> TAREFA CURTA 1: Enumere todos os nomes de pessoas e de localidades que aparecem no texto sobre o Metro de Lisboa.
> TAREFA CURTA 2: Segundo o texto sobre o Metro de Lisboa, desde quando se sabe que a Linha Amarela irá de Odivelas ao centro de Lisboa?

> EXCERTO DA FONTE:
######
Linha circular ou linha em laço: afinal, o que é que vai acontecer?

Desde 2018 que se sabe que a Linha Amarela irá de Odivelas ao centro de Lisboa, mas uma notícia recente da TVI veio lançar uma confusão mediática em torno do futuro da operação do Metro de Lisboa. Neste artigo, esclarecemos o tema.

Fotografia LPP

No final de Maio, a TVI lançou a confusão meditática com uma notícia a indicar que o Governo teria feito “um súbito marcha-atrás” na linha circular e que o projecto ficava agora no papel. A notícia, desinformativa, teve eco noutros órgãos de comunicação social; e levou o actual Ministro do Ambiente, Duarte Cordeiro, a lançar um desmentido e o Primeiro-Ministro, António Costa, a também falar do assunto.

Mas, afinal, vai mesmo haver linha circular? Ou teremos uma “linha em laço”, com ligação directa de Odivelas ao centro de Lisboa? Teremos as duas soluções.
######
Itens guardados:

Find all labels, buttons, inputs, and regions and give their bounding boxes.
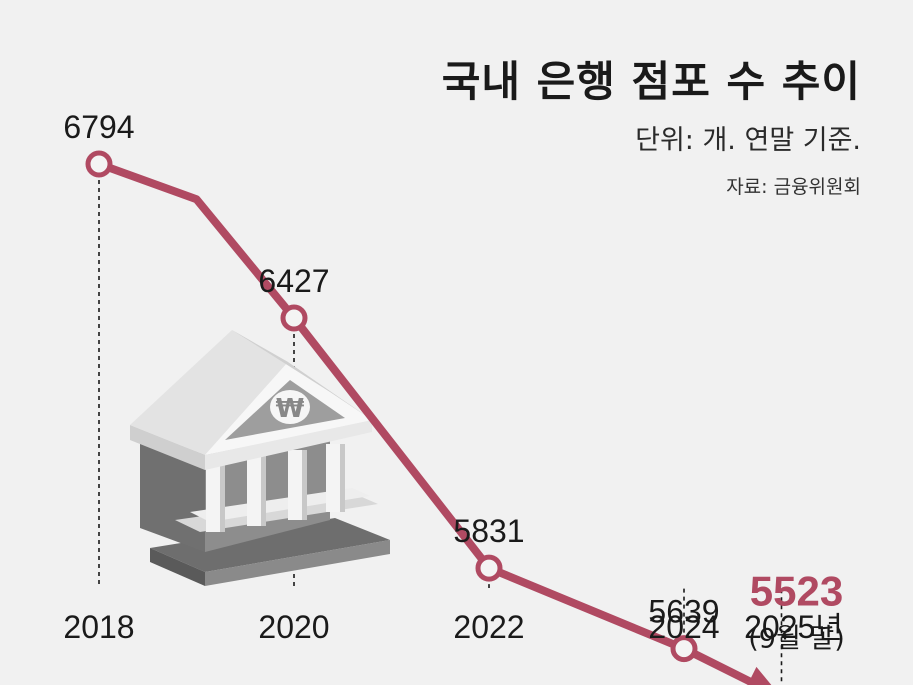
data-labels: 6794 6427 5831 5639 5523 (9월 말) [63, 109, 844, 654]
chart-title: 국내 은행 점포 수 추이 [441, 57, 861, 106]
bank-building-icon [130, 330, 390, 586]
trend-arrowhead [747, 666, 772, 685]
x-axis-labels: 2018 2020 2022 2024 2025년 [63, 609, 842, 646]
data-label-2022: 5831 [453, 513, 524, 549]
svg-text:₩: ₩ [276, 394, 305, 424]
data-markers [85, 150, 698, 663]
x-tick-label: 2018 [63, 609, 134, 645]
x-tick-label: 2022 [453, 609, 524, 645]
data-label-2020: 6427 [258, 263, 329, 299]
data-point-2018 [85, 150, 113, 178]
data-label-2025: 5523 [750, 567, 843, 614]
data-point-2024 [670, 635, 698, 663]
unit-note: 단위: 개. 연말 기준. [635, 125, 861, 156]
x-tick-label: 2020 [258, 609, 329, 645]
data-point-2022 [475, 554, 503, 582]
won-sign-icon: ₩ [270, 390, 310, 424]
x-tick-label: 2025년 [744, 609, 843, 646]
data-label-2024: 5639 [648, 594, 719, 630]
data-label-2018: 6794 [63, 109, 134, 145]
data-point-2020 [280, 304, 308, 332]
source-note: 자료: 금융위원회 [726, 176, 861, 198]
x-tick-label: 2024 [648, 609, 719, 645]
data-label-note: (9월 말) [748, 623, 845, 654]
######
> RESPOSTA AO EXERCÍCIO 1: Odivelas, Lisboa, Duarte Cordeiro, António Costa

> RESPOSTA AO EXERCÍCIO 2: Desde 2018.